When duplicating the records beneath this instruction, omit every picture and keep all else exact.

> _SUPPLIED INFORMATION_
▬▬▬▬▬▬

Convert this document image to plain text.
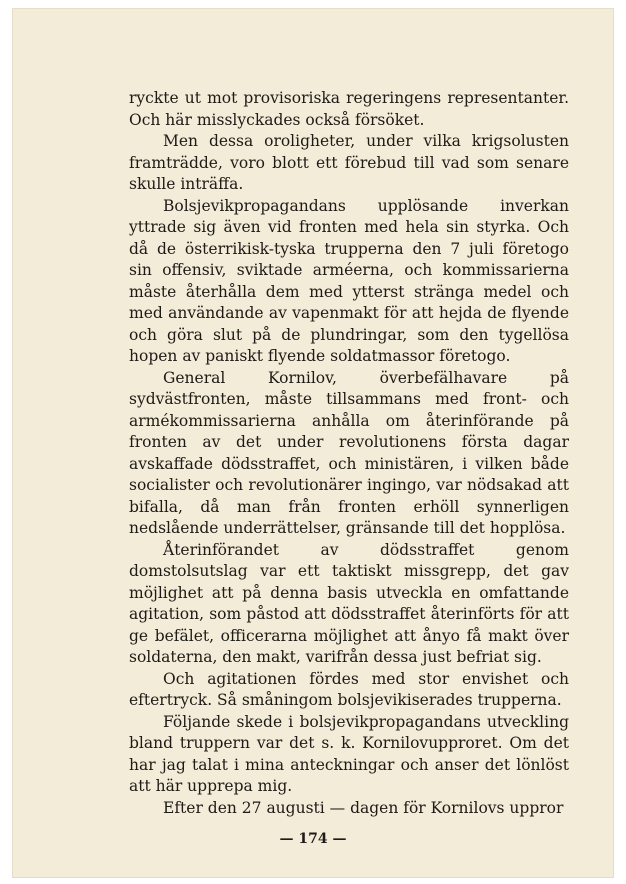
ryckte ut mot provisoriska regeringens representanter. Och här misslyckades också försöket.

Men dessa oroligheter, under vilka krigsolusten framträdde, voro blott ett förebud till vad som senare skulle inträffa.

Bolsjevikpropagandans upplösande inverkan yttrade sig även vid fronten med hela sin styrka. Och då de österrikisk-tyska trupperna den 7 juli företogo sin offensiv, sviktade arméerna, och kommissarierna måste återhålla dem med ytterst stränga medel och med användande av vapenmakt för att hejda de flyende och göra slut på de plundringar, som den tygellösa hopen av paniskt flyende soldatmassor företogo.

General Kornilov, överbefälhavare på sydvästfronten, måste tillsammans med front- och armékommissarierna anhålla om återinförande på fronten av det under revolutionens första dagar avskaffade dödsstraffet, och ministären, i vilken både socialister och revolutionärer ingingo, var nödsakad att bifalla, då man från fronten erhöll synnerligen nedslående underrättelser, gränsande till det hopplösa.

Återinförandet av dödsstraffet genom domstolsutslag var ett taktiskt missgrepp, det gav möjlighet att på denna basis utveckla en omfattande agitation, som påstod att dödsstraffet återinförts för att ge befälet, officerarna möjlighet att ånyo få makt över soldaterna, den makt, varifrån dessa just befriat sig.

Och agitationen fördes med stor envishet och eftertryck. Så småningom bolsjevikiserades trupperna.

Följande skede i bolsjevikpropagandans utveckling bland truppern var det s. k. Kornilovupproret. Om det har jag talat i mina anteckningar och anser det lönlöst att här upprepa mig.

Efter den 27 augusti — dagen för Kornilovs uppror

— 174 —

▬▬▬▬▬▬

> _RESULT FOR THIS TASK_
Convert this document image to plain text.
ryckte ut mot provisoriska regeringens representanter. Och här misslyckades också försöket.

Men dessa oroligheter, under vilka krigsolusten framträdde, voro blott ett förebud till vad som senare skulle inträffa.

Bolsjevikpropagandans upplösande inverkan yttrade sig även vid fronten med hela sin styrka. Och då de österrikisk-tyska trupperna den 7 juli företogo sin offensiv, sviktade arméerna, och kommissarierna måste återhålla dem med ytterst stränga medel och med användande av vapenmakt för att hejda de flyende och göra slut på de plundringar, som den tygellösa hopen av paniskt flyende soldatmassor företogo.

General Kornilov, överbefälhavare på sydvästfronten, måste tillsammans med front- och armékommissarierna anhålla om återinförande på fronten av det under revolutionens första dagar avskaffade dödsstraffet, och ministären, i vilken både socialister och revolutionärer ingingo, var nödsakad att bifalla, då man från fronten erhöll synnerligen nedslående underrättelser, gränsande till det hopplösa.

Återinförandet av dödsstraffet genom domstolsutslag var ett taktiskt missgrepp, det gav möjlighet att på denna basis utveckla en omfattande agitation, som påstod att dödsstraffet återinförts för att ge befälet, officerarna möjlighet att ånyo få makt över soldaterna, den makt, varifrån dessa just befriat sig.

Och agitationen fördes med stor envishet och eftertryck. Så småningom bolsjevikiserades trupperna.

Följande skede i bolsjevikpropagandans utveckling bland truppern var det s. k. Kornilovupproret. Om det har jag talat i mina anteckningar och anser det lönlöst att här upprepa mig.

Efter den 27 augusti — dagen för Kornilovs uppror

— 174 —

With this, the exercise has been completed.